## Instructions
(a) What did Minhaj believe the white powder in the envelope was, according to the Hasan Minhaj piece?
(b) Please write out the part of the Hasan Minhaj piece that opens with the words containing "Whether you find" and closes with "and character development.".
(c) Extend the Hasan Minhaj piece, picking up after its final sentence.

## Extract
+---+

Last week, Hasan Minhaj dropped a video that wasn’t meant to be funny. This was the stand-up comic’s rebuttal of a recent New Yorker article which concluded that he had fabricated a series of personal events he spoke about during his shows over the years.
The article, for example, questioned the accuracy of Minhaj's story about being stood up by his date, a white girl, on prom night. It also raised doubts about other stories, such as an FBI informant trying to entrap Minhaj and his friends at a mosque, and an incident years later when he had to rush his daughter to the hospital after receiving an envelope with white powder, which he believed was anthrax.
“The nature of storytelling, let alone comedic storytelling, is inventive,” said the New Yorker. “Its primary aim is to make an impression, to amuse or to engage. But the stakes appear to change when entertainers fabricate anecdotes about current events and issues of social injustice.”
Minhaj’s response was that there’s a difference between his news-based shows, where “the truth comes first”, and his stand-up acts, where “the emotional truth” is primary. An important distinction. The prom incident did take place; it’s just that he compressed the timeline to make it appear that he heard of his rejection while at the girl’s doorstep.
The run-in with the FBI agent never occurred, but he did have altercations with undercover law enforcement while growing up. And although the alarming letter did exist, he didn’t take his daughter to the hospital because he realized after opening it that that the contents were not real anthrax. The artistic intent, Minhaj said, was to “recreate that feeling — that only Muslims felt — for a broad audience, the feeling of paranoia and vindication, tension and release.”
The New Yorker responded to his response. “Hasan Minhaj confirms in this video that he selectively presents information and embellishes to make a point: exactly what we reported.” Our piece, they went on, “was carefully reported and fact-checked”.
Whether you find Hasan’s shows funny or cringeworthy, this imbroglio is linked to a larger issue: the definition of truth in creative non-fiction, of which memoiristic comic writing is a subset. Creative non-fiction: what is the nature of this beast? It’s a label applied to non-fiction that uses the techniques of fiction to create its effects. These include compression, scene-setting, dramatic dialogue, and character development.

+---+

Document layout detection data
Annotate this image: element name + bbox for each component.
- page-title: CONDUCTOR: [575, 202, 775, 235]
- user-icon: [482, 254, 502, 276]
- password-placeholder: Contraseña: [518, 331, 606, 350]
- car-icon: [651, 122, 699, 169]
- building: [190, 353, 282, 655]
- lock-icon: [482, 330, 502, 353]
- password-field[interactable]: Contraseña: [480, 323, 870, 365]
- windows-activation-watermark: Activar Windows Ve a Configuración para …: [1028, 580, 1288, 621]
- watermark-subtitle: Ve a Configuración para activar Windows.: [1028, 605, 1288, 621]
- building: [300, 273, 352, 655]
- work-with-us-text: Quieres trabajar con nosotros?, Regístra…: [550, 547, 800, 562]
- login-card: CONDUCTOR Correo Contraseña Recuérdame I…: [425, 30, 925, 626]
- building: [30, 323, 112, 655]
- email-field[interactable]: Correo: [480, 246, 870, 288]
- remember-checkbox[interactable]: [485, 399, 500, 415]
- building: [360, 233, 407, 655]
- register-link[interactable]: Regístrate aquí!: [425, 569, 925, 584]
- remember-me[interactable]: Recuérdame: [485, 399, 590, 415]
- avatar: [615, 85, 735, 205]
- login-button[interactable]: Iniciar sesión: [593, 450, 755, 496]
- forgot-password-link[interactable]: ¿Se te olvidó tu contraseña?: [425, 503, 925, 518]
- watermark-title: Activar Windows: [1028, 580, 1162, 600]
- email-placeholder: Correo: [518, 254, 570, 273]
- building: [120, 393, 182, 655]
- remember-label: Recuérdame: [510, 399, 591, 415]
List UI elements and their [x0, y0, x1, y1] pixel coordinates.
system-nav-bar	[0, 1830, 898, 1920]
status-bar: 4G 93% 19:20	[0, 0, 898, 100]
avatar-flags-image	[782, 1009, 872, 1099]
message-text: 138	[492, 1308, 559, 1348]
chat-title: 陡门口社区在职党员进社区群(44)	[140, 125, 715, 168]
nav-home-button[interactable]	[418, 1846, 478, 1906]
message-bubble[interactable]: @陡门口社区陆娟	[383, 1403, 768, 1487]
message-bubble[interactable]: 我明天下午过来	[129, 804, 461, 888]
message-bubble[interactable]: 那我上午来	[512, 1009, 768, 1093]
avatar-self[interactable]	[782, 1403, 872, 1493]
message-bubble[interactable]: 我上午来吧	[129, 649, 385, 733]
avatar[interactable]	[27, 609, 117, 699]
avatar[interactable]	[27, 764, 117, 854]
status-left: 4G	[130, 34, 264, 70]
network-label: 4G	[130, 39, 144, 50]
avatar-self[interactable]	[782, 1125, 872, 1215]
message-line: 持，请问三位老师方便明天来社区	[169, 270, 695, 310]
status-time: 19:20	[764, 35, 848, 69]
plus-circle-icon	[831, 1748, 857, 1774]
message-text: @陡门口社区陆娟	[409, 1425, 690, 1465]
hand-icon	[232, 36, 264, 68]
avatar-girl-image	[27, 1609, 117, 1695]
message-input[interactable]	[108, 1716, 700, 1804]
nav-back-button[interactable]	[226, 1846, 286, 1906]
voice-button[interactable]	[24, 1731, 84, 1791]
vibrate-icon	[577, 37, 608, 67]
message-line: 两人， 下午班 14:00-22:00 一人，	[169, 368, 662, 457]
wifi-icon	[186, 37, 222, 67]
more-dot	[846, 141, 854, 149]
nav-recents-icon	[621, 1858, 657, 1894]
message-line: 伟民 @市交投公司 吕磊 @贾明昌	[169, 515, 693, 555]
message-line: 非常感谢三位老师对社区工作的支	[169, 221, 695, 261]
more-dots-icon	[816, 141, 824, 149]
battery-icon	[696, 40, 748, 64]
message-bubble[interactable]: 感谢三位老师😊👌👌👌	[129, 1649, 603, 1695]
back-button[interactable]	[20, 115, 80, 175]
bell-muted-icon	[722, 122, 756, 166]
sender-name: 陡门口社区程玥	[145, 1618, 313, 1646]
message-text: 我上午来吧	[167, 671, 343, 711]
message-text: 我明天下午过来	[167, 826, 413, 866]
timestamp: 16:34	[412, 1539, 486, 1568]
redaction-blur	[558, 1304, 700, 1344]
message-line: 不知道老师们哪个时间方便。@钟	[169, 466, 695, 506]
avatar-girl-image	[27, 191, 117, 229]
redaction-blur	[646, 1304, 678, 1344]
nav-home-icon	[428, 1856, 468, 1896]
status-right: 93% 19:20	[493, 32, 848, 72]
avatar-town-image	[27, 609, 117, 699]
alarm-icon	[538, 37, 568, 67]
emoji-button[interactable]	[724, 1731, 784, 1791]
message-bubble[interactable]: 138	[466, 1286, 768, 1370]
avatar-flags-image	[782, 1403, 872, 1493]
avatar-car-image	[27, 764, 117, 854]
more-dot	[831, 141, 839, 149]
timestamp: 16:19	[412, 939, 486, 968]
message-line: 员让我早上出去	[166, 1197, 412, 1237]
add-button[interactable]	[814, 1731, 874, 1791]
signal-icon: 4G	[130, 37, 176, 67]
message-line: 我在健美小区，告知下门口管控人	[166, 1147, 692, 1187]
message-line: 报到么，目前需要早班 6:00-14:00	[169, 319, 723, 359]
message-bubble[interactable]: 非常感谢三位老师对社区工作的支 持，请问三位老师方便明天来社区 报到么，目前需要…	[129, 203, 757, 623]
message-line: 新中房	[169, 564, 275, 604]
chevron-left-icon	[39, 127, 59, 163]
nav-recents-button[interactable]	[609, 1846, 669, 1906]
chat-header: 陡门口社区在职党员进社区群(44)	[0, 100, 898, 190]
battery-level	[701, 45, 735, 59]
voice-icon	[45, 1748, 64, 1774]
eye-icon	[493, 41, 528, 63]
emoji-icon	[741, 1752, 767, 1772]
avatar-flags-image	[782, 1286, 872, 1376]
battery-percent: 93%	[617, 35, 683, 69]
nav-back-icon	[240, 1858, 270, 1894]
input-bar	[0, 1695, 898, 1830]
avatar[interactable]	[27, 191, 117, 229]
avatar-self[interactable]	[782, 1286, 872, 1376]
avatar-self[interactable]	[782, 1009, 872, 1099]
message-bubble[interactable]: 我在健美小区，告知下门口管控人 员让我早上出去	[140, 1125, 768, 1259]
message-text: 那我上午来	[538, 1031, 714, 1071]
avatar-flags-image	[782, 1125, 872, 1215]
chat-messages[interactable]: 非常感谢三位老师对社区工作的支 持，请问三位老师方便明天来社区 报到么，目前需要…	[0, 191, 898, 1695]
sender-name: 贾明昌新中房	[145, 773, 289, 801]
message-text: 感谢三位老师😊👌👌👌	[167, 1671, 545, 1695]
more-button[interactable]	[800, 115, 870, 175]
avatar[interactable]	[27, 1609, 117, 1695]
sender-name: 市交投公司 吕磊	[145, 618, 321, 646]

+---+

## Your written answers
(a) Anthrax.

(b)
Whether you find Hasan’s shows funny or cringeworthy, this imbroglio is linked to a larger issue: the definition of truth in creative non-fiction, of which memoiristic comic writing is a subset. Creative non-fiction: what is the nature of this beast? It’s a label applied to non-fiction that uses the techniques of fiction to create its effects. These include compression, scene-setting, dramatic dialogue, and character development.

(c)
Such work came to the fore in the 1960s and '70s, especially with the work of Truman Capote, Norman Mailer, and Tom Wolfe, pioneers of the so-called New Journalism. Capote’s In Cold Blood, Mailer’s The Armies of the Night and Wolfe’s The Kandy-Kolored Tangerine-Flake Streamline Baby are some classics of the genre.
Many writers of creative non-fiction have been accused of playing fast and loose with the facts. Some critics alleged that Capote changed incidents to suit the story of In Cold Blood, added scenes that never took place, and manufactured dialogue. Earlier, biographers suspected that George Orwell didn’t actually shoot the creature he wrote about in Shooting An Elephant. More recently, David Sedaris’s work has been fact-checked and found wanting, which he doesn’t entirely deny: “I exaggerate wildly, for the sake of the story. Mostly in dialogue.”
Where does one draw the lines between exaggeration, fictional technique and outright fabrication? Clearly, the incidents being written about shouldn’t be entirely made up; there has to be a kernel from which the writer spins a narrative. For Roy Peter Clark, there are two cornerstone principles: “Do not add. Do not deceive.”
Eileen Pollack, writer and former director of the MFA Program at the University of Michigan, is firmly on the side of non-embellishment: “The reason we label our work ‘nonfiction’ is we want readers to know this shit actually happened,” she feels. “This is the truth about what people do to each other; this is what rarely gets said; this is what it means to be a human being.”
Others such as John D’Agata are more inventive, creating narratives that rise above reporting. This comes through vividly in his much-discussed book, The Lifespan of a Fact. “It’s called art,” he says, asserting that you can’t judge such work for playing with the facts.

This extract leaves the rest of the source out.